*** TASK MATERIAL

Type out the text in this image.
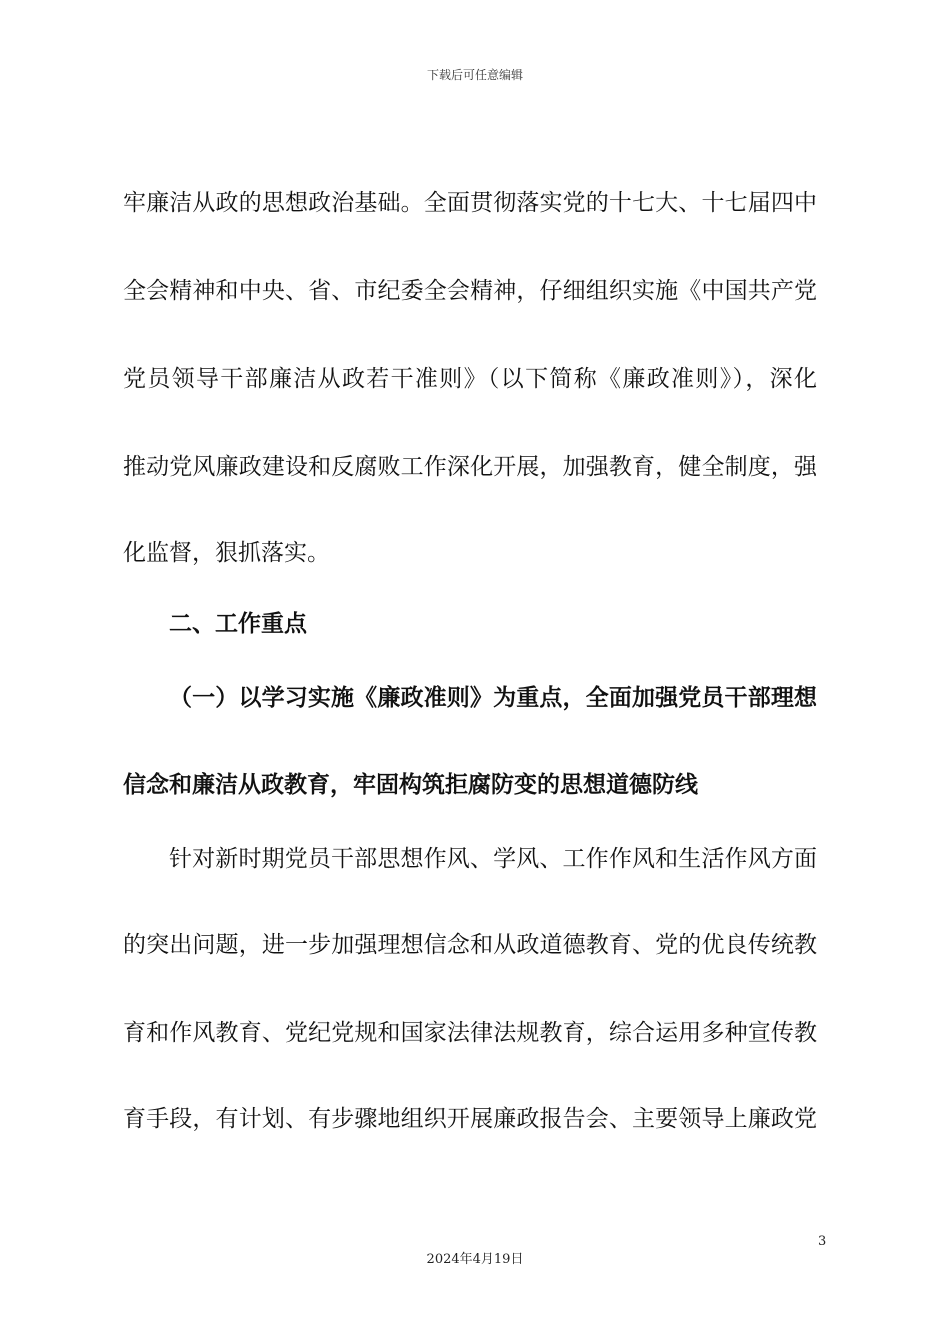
下载后可任意编辑
牢廉洁从政的思想政治基础。全面贯彻落实党的十七大、十七届四中
全会精神和中央、省、市纪委全会精神，仔细组织实施《中国共产党
党员领导干部廉洁从政若干准则》（以下简称《廉政准则》），深化
推动党风廉政建设和反腐败工作深化开展，加强教育，健全制度，强
化监督，狠抓落实。
二、工作重点
（一）以学习实施《廉政准则》为重点，全面加强党员干部理想
信念和廉洁从政教育，牢固构筑拒腐防变的思想道德防线
针对新时期党员干部思想作风、学风、工作作风和生活作风方面
的突出问题，进一步加强理想信念和从政道德教育、党的优良传统教
育和作风教育、党纪党规和国家法律法规教育，综合运用多种宣传教
育手段，有计划、有步骤地组织开展廉政报告会、主要领导上廉政党
3
2024年4月19日
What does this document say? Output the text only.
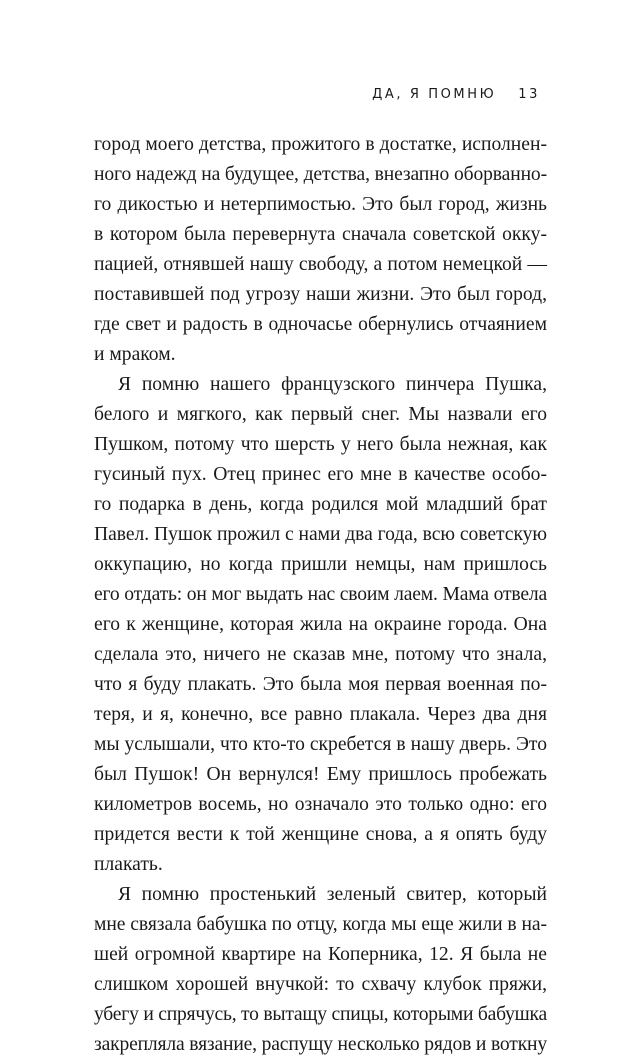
ДА, Я ПОМНЮ 13
город моего детства, прожитого в достатке, исполнен-
ного надежд на будущее, детства, внезапно оборванно-
го дикостью и нетерпимостью. Это был город, жизнь
в котором была перевернута сначала советской окку-
пацией, отнявшей нашу свободу, а потом немецкой —
поставившей под угрозу наши жизни. Это был город,
где свет и радость в одночасье обернулись отчаянием
и мраком.
Я помню нашего французского пинчера Пушка,
белого и мягкого, как первый снег. Мы назвали его
Пушком, потому что шерсть у него была нежная, как
гусиный пух. Отец принес его мне в качестве особо-
го подарка в день, когда родился мой младший брат
Павел. Пушок прожил с нами два года, всю советскую
оккупацию, но когда пришли немцы, нам пришлось
его отдать: он мог выдать нас своим лаем. Мама отвела
его к женщине, которая жила на окраине города. Она
сделала это, ничего не сказав мне, потому что знала,
что я буду плакать. Это была моя первая военная по-
теря, и я, конечно, все равно плакала. Через два дня
мы услышали, что кто-то скребется в нашу дверь. Это
был Пушок! Он вернулся! Ему пришлось пробежать
километров восемь, но означало это только одно: его
придется вести к той женщине снова, а я опять буду
плакать.
Я помню простенький зеленый свитер, который
мне связала бабушка по отцу, когда мы еще жили в на-
шей огромной квартире на Коперника, 12. Я была не
слишком хорошей внучкой: то схвачу клубок пряжи,
убегу и спрячусь, то вытащу спицы, которыми бабушка
закрепляла вязание, распущу несколько рядов и воткну
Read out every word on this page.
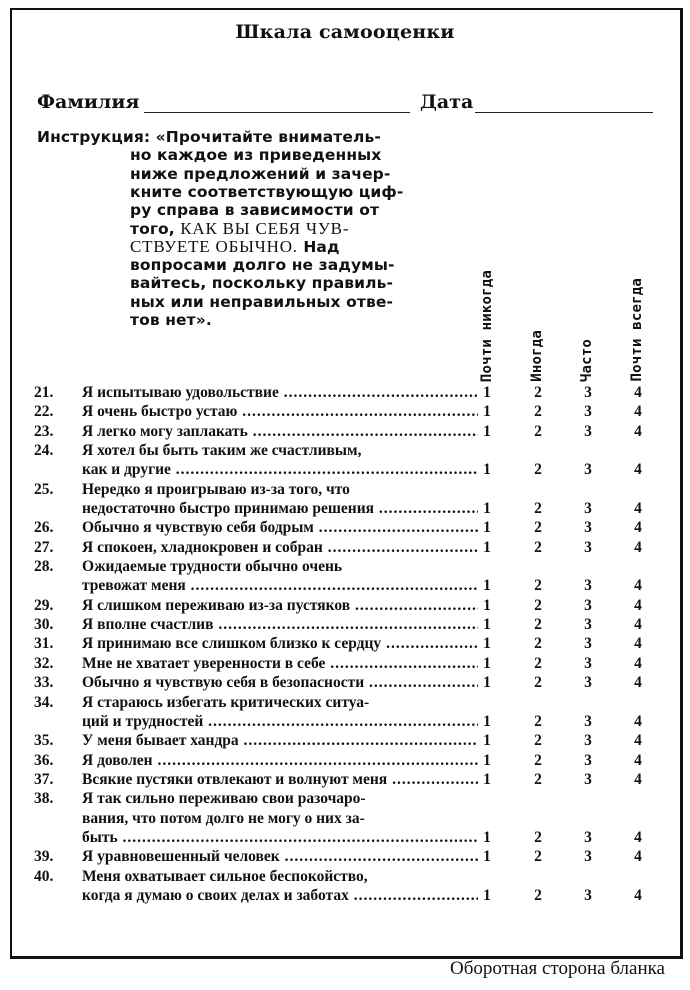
Шкала самооценки
Фамилия	Дата
Инструкция: «Прочитайте вниматель-
но каждое из приведенных
ниже предложений и зачер-
кните соответствующую циф-
ру справа в зависимости от
того, КАК ВЫ СЕБЯ ЧУВ-
СТВУЕТЕ ОБЫЧНО. Над
вопросами долго не задумы-
вайтесь, поскольку правиль-
ных или неправильных отве-
тов нет».	Почти никогда Иногда Часто Почти всегда
21. Я испытываю удовольствие .....	1	2	3	4
22. Я очень быстро устаю .....	1	2	3	4
23. Я легко могу заплакать .....	1	2	3	4
24. Я хотел бы быть таким же счастливым,
как и другие .....	1	2	3	4
25. Нередко я проигрываю из-за того, что
недостаточно быстро принимаю решения .....	1	2	3	4
26. Обычно я чувствую себя бодрым .....	1	2	3	4
27. Я спокоен, хладнокровен и собран .....	1	2	3	4
28. Ожидаемые трудности обычно очень
тревожат меня .....	1	2	3	4
29. Я слишком переживаю из-за пустяков .....	1	2	3	4
30. Я вполне счастлив .....	1	2	3	4
31. Я принимаю все слишком близко к сердцу .....	1	2	3	4
32. Мне не хватает уверенности в себе .....	1	2	3	4
33. Обычно я чувствую себя в безопасности .....	1	2	3	4
34. Я стараюсь избегать критических ситуа-
ций и трудностей .....	1	2	3	4
35. У меня бывает хандра .....	1	2	3	4
36. Я доволен .....	1	2	3	4
37. Всякие пустяки отвлекают и волнуют меня .....	1	2	3	4
38. Я так сильно переживаю свои разочаро-
вания, что потом долго не могу о них за-
быть .....	1	2	3	4
39. Я уравновешенный человек .....	1	2	3	4
40. Меня охватывает сильное беспокойство,
когда я думаю о своих делах и заботах .....	1	2	3	4
Оборотная сторона бланка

******

_PROBLEM REQUIREMENTS_: Lines that include the word "женщине" are to be extracted from the data above.

_WORKED ANSWER_:
его к женщине, которая жила на окраине города. Она
придется вести к той женщине снова, а я опять буду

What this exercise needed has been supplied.